* Directions for this task *
Print every line of the records below word for word and in the same order, leaving out the pictures.

====

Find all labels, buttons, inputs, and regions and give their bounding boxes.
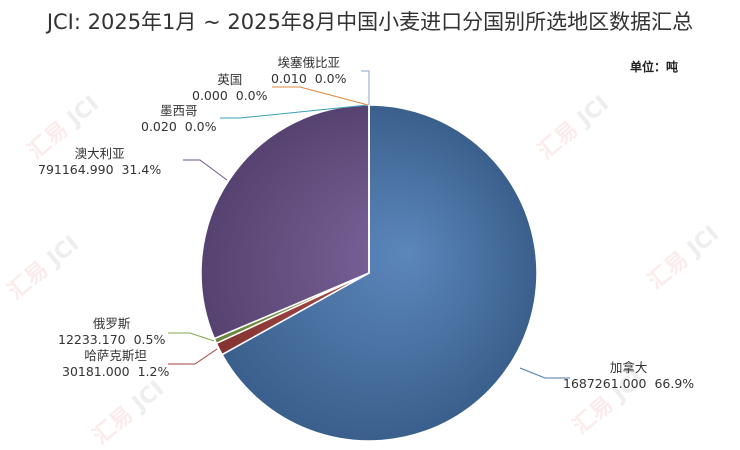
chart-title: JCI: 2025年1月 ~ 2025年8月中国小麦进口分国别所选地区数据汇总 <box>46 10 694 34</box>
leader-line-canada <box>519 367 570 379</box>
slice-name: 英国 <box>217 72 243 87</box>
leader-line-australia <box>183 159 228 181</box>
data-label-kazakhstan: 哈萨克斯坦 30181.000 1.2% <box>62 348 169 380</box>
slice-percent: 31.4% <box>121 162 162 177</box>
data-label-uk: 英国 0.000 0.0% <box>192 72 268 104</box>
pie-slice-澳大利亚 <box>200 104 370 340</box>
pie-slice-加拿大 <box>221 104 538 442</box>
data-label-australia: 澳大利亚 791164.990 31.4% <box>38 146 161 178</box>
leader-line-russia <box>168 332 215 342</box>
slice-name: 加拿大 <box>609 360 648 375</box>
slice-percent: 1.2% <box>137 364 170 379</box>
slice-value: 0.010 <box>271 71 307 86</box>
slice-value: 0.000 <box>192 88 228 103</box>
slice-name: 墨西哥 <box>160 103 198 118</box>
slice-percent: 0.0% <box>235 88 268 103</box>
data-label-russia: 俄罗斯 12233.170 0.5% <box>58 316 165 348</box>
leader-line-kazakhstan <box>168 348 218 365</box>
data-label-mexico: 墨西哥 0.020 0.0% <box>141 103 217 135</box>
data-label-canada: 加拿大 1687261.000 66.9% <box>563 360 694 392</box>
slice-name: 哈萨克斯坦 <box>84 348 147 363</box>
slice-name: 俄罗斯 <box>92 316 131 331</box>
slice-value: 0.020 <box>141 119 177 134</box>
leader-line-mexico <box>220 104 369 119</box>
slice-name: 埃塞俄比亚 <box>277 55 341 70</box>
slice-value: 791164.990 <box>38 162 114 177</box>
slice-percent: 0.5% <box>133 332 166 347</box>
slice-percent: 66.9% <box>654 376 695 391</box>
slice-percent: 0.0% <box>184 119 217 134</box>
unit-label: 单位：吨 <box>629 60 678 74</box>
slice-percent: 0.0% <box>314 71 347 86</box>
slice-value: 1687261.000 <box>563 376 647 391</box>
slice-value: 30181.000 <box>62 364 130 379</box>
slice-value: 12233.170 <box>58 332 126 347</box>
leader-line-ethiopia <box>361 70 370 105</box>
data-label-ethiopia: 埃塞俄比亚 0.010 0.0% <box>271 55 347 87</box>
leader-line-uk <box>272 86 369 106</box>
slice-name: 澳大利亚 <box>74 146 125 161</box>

====

* Written solution *
Find all labels, buttons, inputs, and regions and give their bounding boxes.
chart-title: JCI: 2025年1月 ~ 2025年8月中国小麦进口分国别所选地区数据汇总 <box>46 10 694 34</box>
leader-line-canada <box>519 367 570 379</box>
slice-name: 英国 <box>217 72 243 87</box>
leader-line-australia <box>183 159 228 181</box>
data-label-kazakhstan: 哈萨克斯坦 30181.000 1.2% <box>62 348 169 380</box>
slice-percent: 31.4% <box>121 162 162 177</box>
data-label-uk: 英国 0.000 0.0% <box>192 72 268 104</box>
pie-slice-澳大利亚 <box>200 104 370 340</box>
pie-slice-加拿大 <box>221 104 538 442</box>
data-label-australia: 澳大利亚 791164.990 31.4% <box>38 146 161 178</box>
leader-line-russia <box>168 332 215 342</box>
slice-name: 加拿大 <box>609 360 648 375</box>
slice-percent: 1.2% <box>137 364 170 379</box>
slice-value: 0.010 <box>271 71 307 86</box>
slice-value: 0.000 <box>192 88 228 103</box>
slice-name: 墨西哥 <box>160 103 198 118</box>
slice-percent: 0.0% <box>235 88 268 103</box>
data-label-russia: 俄罗斯 12233.170 0.5% <box>58 316 165 348</box>
leader-line-kazakhstan <box>168 348 218 365</box>
data-label-mexico: 墨西哥 0.020 0.0% <box>141 103 217 135</box>
data-label-canada: 加拿大 1687261.000 66.9% <box>563 360 694 392</box>
slice-name: 哈萨克斯坦 <box>84 348 147 363</box>
slice-name: 俄罗斯 <box>92 316 131 331</box>
slice-value: 0.020 <box>141 119 177 134</box>
leader-line-mexico <box>220 104 369 119</box>
slice-name: 埃塞俄比亚 <box>277 55 341 70</box>
slice-value: 791164.990 <box>38 162 114 177</box>
slice-percent: 0.5% <box>133 332 166 347</box>
slice-percent: 66.9% <box>654 376 695 391</box>
slice-percent: 0.0% <box>184 119 217 134</box>
unit-label: 单位：吨 <box>629 60 678 74</box>
slice-percent: 0.0% <box>314 71 347 86</box>
slice-value: 1687261.000 <box>563 376 647 391</box>
slice-value: 30181.000 <box>62 364 130 379</box>
slice-value: 12233.170 <box>58 332 126 347</box>
leader-line-ethiopia <box>361 70 370 105</box>
data-label-ethiopia: 埃塞俄比亚 0.010 0.0% <box>271 55 347 87</box>
leader-line-uk <box>272 86 369 106</box>
slice-name: 澳大利亚 <box>74 146 125 161</box>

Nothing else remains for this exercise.